_WRITTEN REQUEST_
Repeat every record below exactly as written.

_GIVEN RECORDS_
* * * * *

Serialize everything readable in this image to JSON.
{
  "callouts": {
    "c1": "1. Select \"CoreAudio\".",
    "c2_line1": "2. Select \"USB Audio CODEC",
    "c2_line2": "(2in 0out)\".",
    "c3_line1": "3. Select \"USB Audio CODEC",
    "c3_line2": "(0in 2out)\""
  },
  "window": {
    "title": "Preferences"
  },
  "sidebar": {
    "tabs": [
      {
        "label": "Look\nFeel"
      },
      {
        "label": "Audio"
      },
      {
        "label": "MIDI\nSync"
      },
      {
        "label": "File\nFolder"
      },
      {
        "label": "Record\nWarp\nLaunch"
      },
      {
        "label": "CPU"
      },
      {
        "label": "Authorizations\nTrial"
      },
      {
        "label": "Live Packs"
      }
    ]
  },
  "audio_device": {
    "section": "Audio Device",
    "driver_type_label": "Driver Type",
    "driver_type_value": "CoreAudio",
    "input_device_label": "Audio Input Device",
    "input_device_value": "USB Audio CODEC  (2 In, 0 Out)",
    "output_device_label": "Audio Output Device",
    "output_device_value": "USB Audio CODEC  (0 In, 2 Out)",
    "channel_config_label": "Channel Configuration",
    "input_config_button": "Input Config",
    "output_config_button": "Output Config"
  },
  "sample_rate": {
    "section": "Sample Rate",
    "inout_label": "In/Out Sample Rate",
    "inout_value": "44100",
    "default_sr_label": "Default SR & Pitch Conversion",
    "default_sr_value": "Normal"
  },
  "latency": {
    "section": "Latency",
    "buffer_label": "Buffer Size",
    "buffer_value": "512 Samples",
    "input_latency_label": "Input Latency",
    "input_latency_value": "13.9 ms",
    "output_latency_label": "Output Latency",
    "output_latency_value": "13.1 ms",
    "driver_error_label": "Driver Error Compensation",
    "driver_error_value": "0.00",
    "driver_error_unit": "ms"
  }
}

* * * * *

_EXERCISE RESULT_
Serialize everything readable in this image to JSON.
{
  "callouts": {
    "c1": "1. Select \"CoreAudio\".",
    "c2_line1": "2. Select \"USB Audio CODEC",
    "c2_line2": "(2in 0out)\".",
    "c3_line1": "3. Select \"USB Audio CODEC",
    "c3_line2": "(0in 2out)\""
  },
  "window": {
    "title": "Preferences"
  },
  "sidebar": {
    "tabs": [
      {
        "label": "Look\nFeel"
      },
      {
        "label": "Audio"
      },
      {
        "label": "MIDI\nSync"
      },
      {
        "label": "File\nFolder"
      },
      {
        "label": "Record\nWarp\nLaunch"
      },
      {
        "label": "CPU"
      },
      {
        "label": "Authorizations\nTrial"
      },
      {
        "label": "Live Packs"
      }
    ]
  },
  "audio_device": {
    "section": "Audio Device",
    "driver_type_label": "Driver Type",
    "driver_type_value": "CoreAudio",
    "input_device_label": "Audio Input Device",
    "input_device_value": "USB Audio CODEC  (2 In, 0 Out)",
    "output_device_label": "Audio Output Device",
    "output_device_value": "USB Audio CODEC  (0 In, 2 Out)",
    "channel_config_label": "Channel Configuration",
    "input_config_button": "Input Config",
    "output_config_button": "Output Config"
  },
  "sample_rate": {
    "section": "Sample Rate",
    "inout_label": "In/Out Sample Rate",
    "inout_value": "44100",
    "default_sr_label": "Default SR & Pitch Conversion",
    "default_sr_value": "Normal"
  },
  "latency": {
    "section": "Latency",
    "buffer_label": "Buffer Size",
    "buffer_value": "512 Samples",
    "input_latency_label": "Input Latency",
    "input_latency_value": "13.9 ms",
    "output_latency_label": "Output Latency",
    "output_latency_value": "13.1 ms",
    "driver_error_label": "Driver Error Compensation",
    "driver_error_value": "0.00",
    "driver_error_unit": "ms"
  }
}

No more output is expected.